**EXERCISE OBJECTIVE:** Write out all the entries word for word, but skip any images.
==== DATA SHOWN ====
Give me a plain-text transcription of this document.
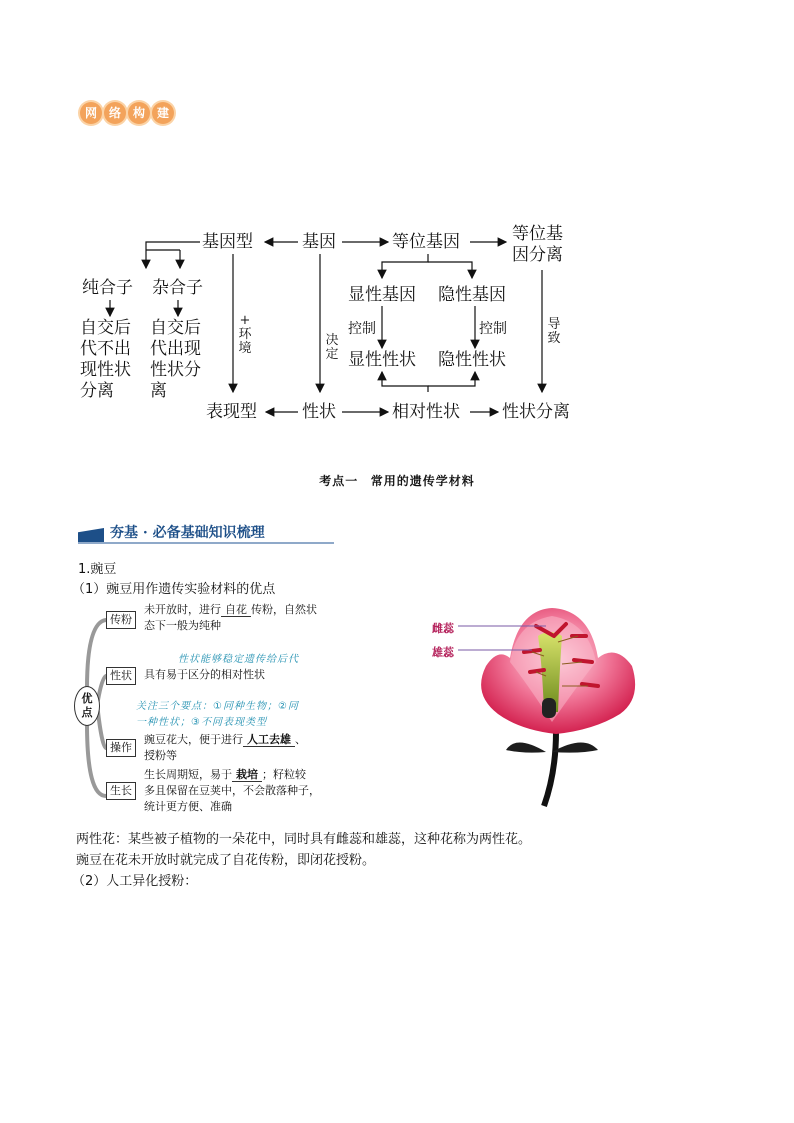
网 络 构 建
基因型	基因	等位基因	等位基
因分离
纯合子 杂合子
自交后
代不出
现性状
分离
自交后
代出现
性状分
离
+
环
境
决
定
显性基因 隐性基因
控制	控制	导
致
显性性状 隐性性状
表现型	性状	相对性状 性状分离
考点一 常用的遗传学材料
夯基 · 必备基础知识梳理
1.豌豆
（1）豌豆用作遗传实验材料的优点
优
点
传粉
未开放时，进行 自花 传粉，自然状
态下一般为纯种
性状能够稳定遗传给后代
性状	具有易于区分的相对性状
关注三个要点：①同种生物；②同
一种性状；③不同表现类型
操作
豌豆花大，便于进行 人工去雄 、
授粉等
生长
生长周期短，易于 栽培 ；籽粒较
多且保留在豆荚中，不会散落种子，
统计更方便、准确
雌蕊
雄蕊
两性花：某些被子植物的一朵花中，同时具有雌蕊和雄蕊，这种花称为两性花。
豌豆在花未开放时就完成了自花传粉，即闭花授粉。
（2）人工异化授粉：
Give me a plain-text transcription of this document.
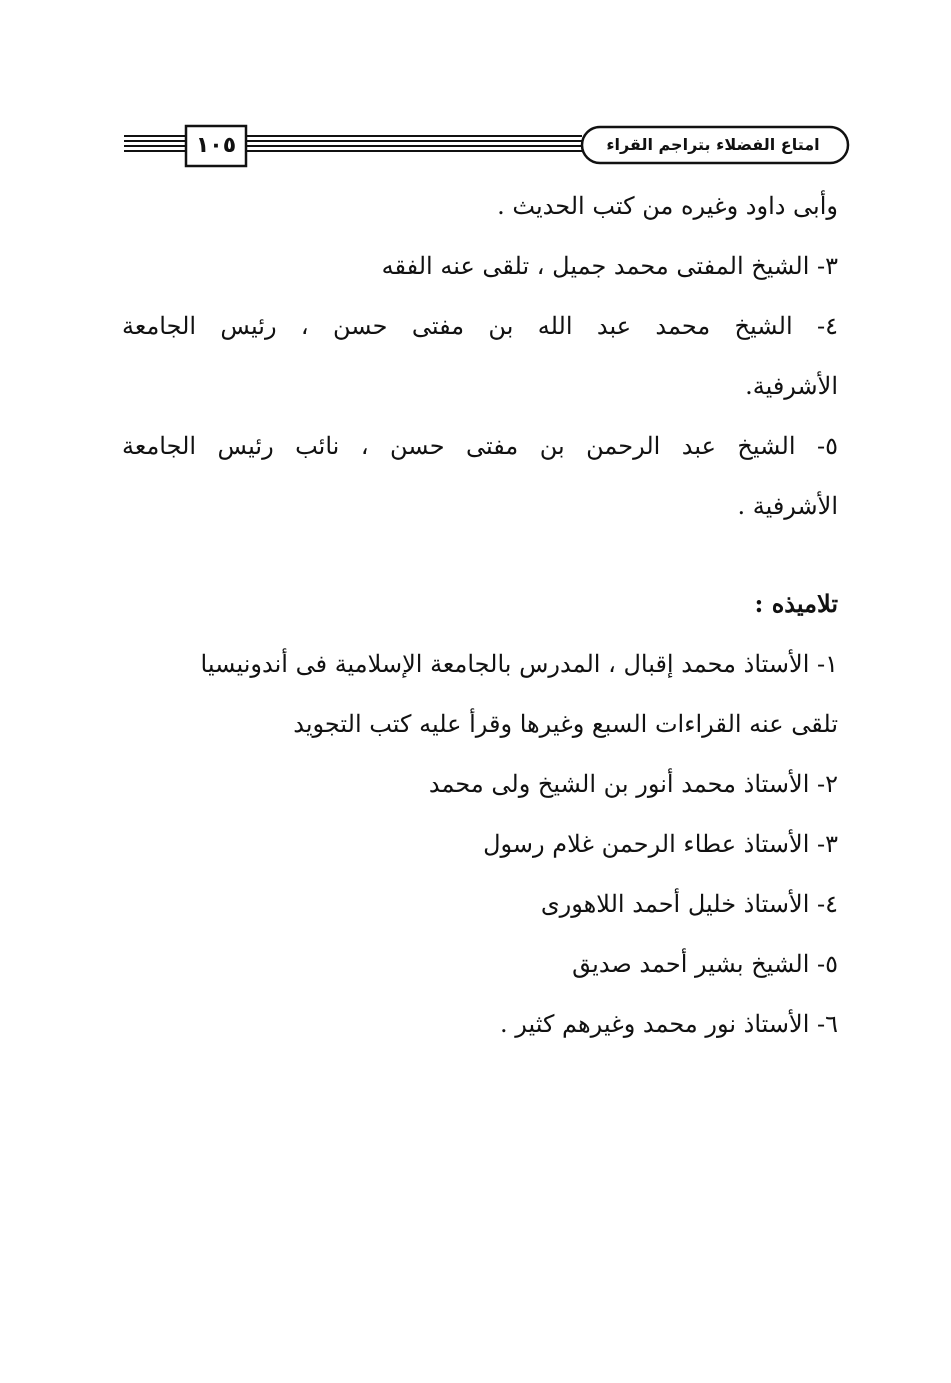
١٠٥	امتاع الفضلاء بتراجم القراء

وأبى داود وغيره من كتب الحديث .

٣- الشيخ المفتى محمد جميل ، تلقى عنه الفقه

٤- الشيخ محمد عبد الله بن مفتى حسن ، رئيس الجامعة

الأشرفية.

٥- الشيخ عبد الرحمن بن مفتى حسن ، نائب رئيس الجامعة

الأشرفية .

تلاميذه :

١- الأستاذ محمد إقبال ، المدرس بالجامعة الإسلامية فى أندونيسيا

تلقى عنه القراءات السبع وغيرها وقرأ عليه كتب التجويد

٢- الأستاذ محمد أنور بن الشيخ ولى محمد

٣- الأستاذ عطاء الرحمن غلام رسول

٤- الأستاذ خليل أحمد اللاهورى

٥- الشيخ بشير أحمد صديق

٦- الأستاذ نور محمد وغيرهم كثير .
====
**SOLUTION FOR THIS TASK:**
Give me a plain-text transcription of this document.
网 络 构 建
基因型	基因	等位基因	等位基
因分离
纯合子 杂合子
自交后
代不出
现性状
分离
自交后
代出现
性状分
离
+
环
境
决
定
显性基因 隐性基因
控制	控制	导
致
显性性状 隐性性状
表现型	性状	相对性状 性状分离
考点一 常用的遗传学材料
夯基 · 必备基础知识梳理
1.豌豆
（1）豌豆用作遗传实验材料的优点
优
点
传粉
未开放时，进行 自花 传粉，自然状
态下一般为纯种
性状能够稳定遗传给后代
性状	具有易于区分的相对性状
关注三个要点：①同种生物；②同
一种性状；③不同表现类型
操作
豌豆花大，便于进行 人工去雄 、
授粉等
生长
生长周期短，易于 栽培 ；籽粒较
多且保留在豆荚中，不会散落种子，
统计更方便、准确
雌蕊
雄蕊
两性花：某些被子植物的一朵花中，同时具有雌蕊和雄蕊，这种花称为两性花。
豌豆在花未开放时就完成了自花传粉，即闭花授粉。
（2）人工异化授粉：
Give me a plain-text transcription of this document.
١٠٥	امتاع الفضلاء بتراجم القراء

وأبى داود وغيره من كتب الحديث .

٣- الشيخ المفتى محمد جميل ، تلقى عنه الفقه

٤- الشيخ محمد عبد الله بن مفتى حسن ، رئيس الجامعة

الأشرفية.

٥- الشيخ عبد الرحمن بن مفتى حسن ، نائب رئيس الجامعة

الأشرفية .

تلاميذه :

١- الأستاذ محمد إقبال ، المدرس بالجامعة الإسلامية فى أندونيسيا

تلقى عنه القراءات السبع وغيرها وقرأ عليه كتب التجويد

٢- الأستاذ محمد أنور بن الشيخ ولى محمد

٣- الأستاذ عطاء الرحمن غلام رسول

٤- الأستاذ خليل أحمد اللاهورى

٥- الشيخ بشير أحمد صديق

٦- الأستاذ نور محمد وغيرهم كثير .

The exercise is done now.